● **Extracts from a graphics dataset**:

>>>>>

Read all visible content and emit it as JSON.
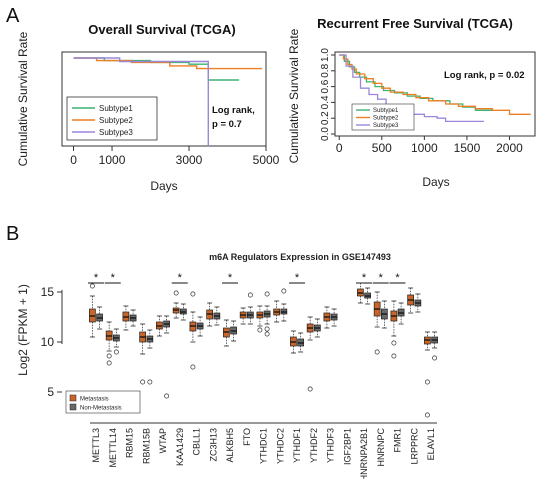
{
  "panel_labels": [
    "A",
    "B"
  ],
  "colors": {
    "subtype1": "#3cb371",
    "subtype2": "#ef7d22",
    "subtype3": "#9b87d8",
    "metastasis": "#c8652a",
    "non_metastasis": "#686868"
  },
  "chart_data": [
    {
      "type": "line",
      "title": "Overall Survival (TCGA)",
      "xlabel": "Days",
      "ylabel": "Cumulative Survival Rate",
      "xlim": [
        -300,
        5000
      ],
      "ylim": [
        0,
        1
      ],
      "xticks": [
        "0",
        "1000",
        "3000",
        "5000"
      ],
      "xtick_values": [
        0,
        1000,
        3000,
        5000
      ],
      "legend_position": "bottom-left",
      "annotation": [
        "Log rank,",
        "p = 0.7"
      ],
      "series": [
        {
          "name": "Subtype1",
          "color": "#3cb371",
          "x": [
            0,
            800,
            2000,
            3000,
            3500,
            3500,
            4300
          ],
          "y": [
            1.0,
            0.97,
            0.95,
            0.93,
            0.93,
            0.75,
            0.75
          ]
        },
        {
          "name": "Subtype2",
          "color": "#ef7d22",
          "x": [
            0,
            600,
            1500,
            2500,
            3200,
            3600,
            4900
          ],
          "y": [
            1.0,
            0.97,
            0.95,
            0.91,
            0.88,
            0.88,
            0.88
          ]
        },
        {
          "name": "Subtype3",
          "color": "#9b87d8",
          "x": [
            0,
            1200,
            2000,
            3500,
            3500
          ],
          "y": [
            1.0,
            0.96,
            0.96,
            0.96,
            0.0
          ]
        }
      ]
    },
    {
      "type": "line",
      "title": "Recurrent Free Survival (TCGA)",
      "xlabel": "Days",
      "ylabel": "Cumulative Survival Rate",
      "xlim": [
        -50,
        2300
      ],
      "ylim": [
        0,
        1
      ],
      "xticks": [
        "0",
        "500",
        "1000",
        "1500",
        "2000"
      ],
      "xtick_values": [
        0,
        500,
        1000,
        1500,
        2000
      ],
      "yticks": [
        "0.0",
        "0.2",
        "0.4",
        "0.6",
        "0.8",
        "1.0"
      ],
      "ytick_values": [
        0,
        0.2,
        0.4,
        0.6,
        0.8,
        1.0
      ],
      "legend_position": "bottom-left",
      "annotation": [
        "Log rank, p = 0.02"
      ],
      "series": [
        {
          "name": "Subtype1",
          "color": "#3cb371",
          "x": [
            0,
            60,
            120,
            180,
            240,
            320,
            420,
            520,
            650,
            800,
            950,
            1100,
            1300,
            1450,
            1600,
            1800
          ],
          "y": [
            1.0,
            0.92,
            0.85,
            0.78,
            0.72,
            0.66,
            0.6,
            0.55,
            0.52,
            0.48,
            0.45,
            0.42,
            0.38,
            0.34,
            0.3,
            0.3
          ]
        },
        {
          "name": "Subtype2",
          "color": "#ef7d22",
          "x": [
            0,
            50,
            100,
            150,
            200,
            300,
            400,
            500,
            600,
            750,
            900,
            1050,
            1250,
            1400,
            1600,
            1800,
            2000,
            2250
          ],
          "y": [
            1.0,
            0.95,
            0.88,
            0.82,
            0.76,
            0.7,
            0.64,
            0.58,
            0.53,
            0.5,
            0.46,
            0.42,
            0.38,
            0.35,
            0.32,
            0.3,
            0.25,
            0.25
          ]
        },
        {
          "name": "Subtype3",
          "color": "#9b87d8",
          "x": [
            0,
            80,
            160,
            250,
            350,
            450,
            550,
            700,
            850,
            1000,
            1150,
            1250,
            1700
          ],
          "y": [
            1.0,
            0.86,
            0.72,
            0.58,
            0.5,
            0.44,
            0.36,
            0.3,
            0.25,
            0.22,
            0.2,
            0.16,
            0.16
          ]
        }
      ]
    },
    {
      "type": "box",
      "title": "m6A Regulators Expression in GSE147493",
      "ylabel": "Log2 (FPKM + 1)",
      "ylim": [
        2,
        18
      ],
      "yticks": [
        "5",
        "10",
        "15"
      ],
      "ytick_values": [
        5,
        10,
        15
      ],
      "legend_position": "bottom-left",
      "significance_marker": "*",
      "categories": [
        "METTL3",
        "METTL14",
        "RBM15",
        "RBM15B",
        "WTAP",
        "KAA1429",
        "CBLL1",
        "ZC3H13",
        "ALKBH5",
        "FTO",
        "YTHDC1",
        "YTHDC2",
        "YTHDF1",
        "YTHDF2",
        "YTHDF3",
        "IGF2BP1",
        "HNRNPA2B1",
        "HNRNPC",
        "FMR1",
        "LRPPRC",
        "ELAVL1"
      ],
      "significant": [
        true,
        true,
        false,
        false,
        false,
        true,
        false,
        false,
        true,
        false,
        false,
        false,
        true,
        false,
        false,
        false,
        true,
        true,
        true,
        false,
        false
      ],
      "series": [
        {
          "name": "Metastasis",
          "color": "#c8652a",
          "q1": [
            12.0,
            10.2,
            12.1,
            10.0,
            11.3,
            12.9,
            11.1,
            12.3,
            10.5,
            12.4,
            12.4,
            12.7,
            9.6,
            11.0,
            12.1,
            null,
            14.6,
            12.6,
            12.1,
            13.7,
            9.8
          ],
          "median": [
            12.6,
            10.6,
            12.5,
            10.5,
            11.6,
            13.2,
            11.6,
            12.8,
            11.0,
            12.7,
            12.7,
            13.0,
            10.0,
            11.4,
            12.5,
            null,
            14.9,
            13.3,
            12.6,
            14.2,
            10.2
          ],
          "q3": [
            13.3,
            11.1,
            13.0,
            11.0,
            12.0,
            13.4,
            12.0,
            13.2,
            11.4,
            13.0,
            13.0,
            13.3,
            10.5,
            11.8,
            12.9,
            null,
            15.3,
            14.0,
            13.1,
            14.7,
            10.5
          ],
          "lo": [
            10.5,
            9.1,
            11.2,
            8.8,
            10.6,
            12.4,
            10.0,
            11.6,
            9.6,
            11.8,
            11.6,
            12.0,
            8.9,
            10.2,
            11.4,
            null,
            13.9,
            11.5,
            10.6,
            12.9,
            9.2
          ],
          "hi": [
            14.6,
            12.0,
            13.6,
            11.8,
            12.6,
            13.9,
            13.0,
            13.9,
            12.2,
            13.4,
            13.6,
            14.1,
            11.1,
            12.5,
            13.5,
            null,
            15.9,
            15.0,
            14.1,
            15.4,
            11.0
          ],
          "outliers": [
            [
              15.6
            ],
            [
              8.6,
              7.9
            ],
            [],
            [
              6.0
            ],
            [],
            [
              14.9
            ],
            [
              7.5,
              14.8
            ],
            [],
            [],
            [],
            [
              11.2
            ],
            [],
            [],
            [
              5.3
            ],
            [],
            [],
            [],
            [
              9.0
            ],
            [
              9.9,
              8.6
            ],
            [],
            [
              6.0,
              2.7
            ]
          ]
        },
        {
          "name": "Non-Metastasis",
          "color": "#686868",
          "q1": [
            12.1,
            10.1,
            12.1,
            10.0,
            11.5,
            12.8,
            11.3,
            12.3,
            10.8,
            12.4,
            12.5,
            12.8,
            9.6,
            11.1,
            12.2,
            null,
            14.4,
            12.3,
            12.6,
            13.6,
            9.9
          ],
          "median": [
            12.4,
            10.4,
            12.4,
            10.3,
            11.8,
            13.0,
            11.6,
            12.6,
            11.1,
            12.7,
            12.8,
            13.0,
            9.9,
            11.4,
            12.5,
            null,
            14.6,
            12.8,
            12.9,
            13.9,
            10.2
          ],
          "q3": [
            12.8,
            10.7,
            12.7,
            10.6,
            12.1,
            13.3,
            11.9,
            12.9,
            11.5,
            13.0,
            13.1,
            13.3,
            10.3,
            11.7,
            12.8,
            null,
            14.9,
            13.3,
            13.3,
            14.2,
            10.5
          ],
          "lo": [
            11.3,
            9.5,
            11.6,
            9.4,
            10.9,
            12.2,
            10.6,
            11.7,
            10.1,
            11.8,
            11.8,
            12.1,
            9.0,
            10.5,
            11.6,
            null,
            13.8,
            11.4,
            11.8,
            13.0,
            9.4
          ],
          "hi": [
            13.5,
            11.3,
            13.2,
            11.2,
            12.6,
            13.8,
            12.5,
            13.5,
            12.1,
            13.5,
            13.6,
            13.8,
            10.9,
            12.3,
            13.3,
            null,
            15.4,
            14.1,
            13.9,
            14.8,
            11.0
          ],
          "outliers": [
            [],
            [
              9.0
            ],
            [],
            [
              6.0
            ],
            [
              4.6
            ],
            [],
            [],
            [],
            [],
            [
              14.7
            ],
            [
              14.8,
              11.3,
              10.8
            ],
            [
              15.1
            ],
            [],
            [],
            [],
            [],
            [],
            [],
            [],
            [],
            [
              8.4
            ]
          ]
        }
      ]
    }
  ]
}
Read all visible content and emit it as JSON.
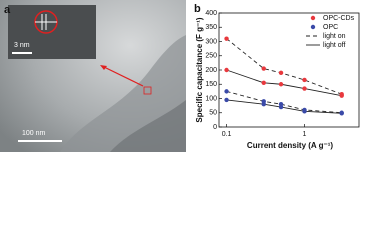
{
  "image_panel": {
    "panel_label": "a",
    "inset_scale": "3 nm",
    "scale": "100 nm"
  },
  "chart_data": {
    "type": "line",
    "panel_label": "b",
    "x_label": "Current density (A g⁻¹)",
    "y_label": "Specific capacitance (F g⁻¹)",
    "x": [
      0.1,
      0.3,
      0.5,
      1,
      3
    ],
    "xlog": true,
    "xlim": [
      0.08,
      5
    ],
    "xticks": [
      0.1,
      1
    ],
    "ylim": [
      0,
      400
    ],
    "yticks": [
      0,
      50,
      100,
      150,
      200,
      250,
      300,
      350,
      400
    ],
    "materials": [
      {
        "name": "OPC-CDs",
        "color": "#e8383d"
      },
      {
        "name": "OPC",
        "color": "#3a4aa8"
      }
    ],
    "conditions": [
      {
        "name": "light on",
        "dash": "4 3"
      },
      {
        "name": "light off",
        "dash": "none"
      }
    ],
    "series": [
      {
        "material": "OPC-CDs",
        "condition": "light on",
        "values": [
          310,
          205,
          190,
          165,
          115
        ]
      },
      {
        "material": "OPC-CDs",
        "condition": "light off",
        "values": [
          200,
          155,
          150,
          135,
          110
        ]
      },
      {
        "material": "OPC",
        "condition": "light on",
        "values": [
          125,
          90,
          80,
          60,
          50
        ]
      },
      {
        "material": "OPC",
        "condition": "light off",
        "values": [
          95,
          80,
          70,
          55,
          48
        ]
      }
    ]
  }
}
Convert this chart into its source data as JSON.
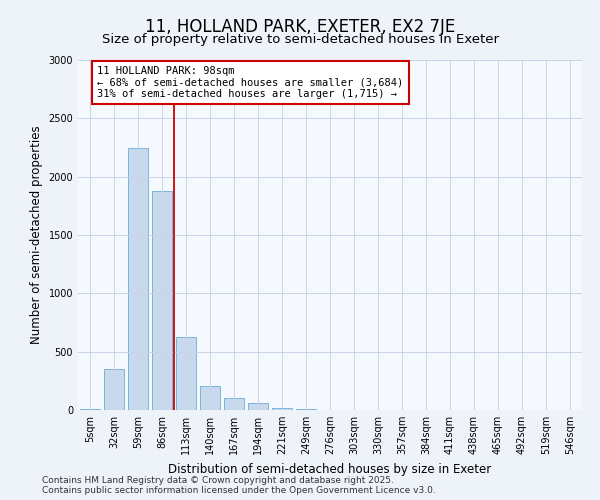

<<<<<

● **Task statement**:
Take each line of the material that contains the word "title" and list it.

● **Exercise output**:
      "title": "Overall Survival (TCGA)",
      "title": "Recurrent Free Survival (TCGA)",
      "title": "m6A Regulators Expression in GSE147493",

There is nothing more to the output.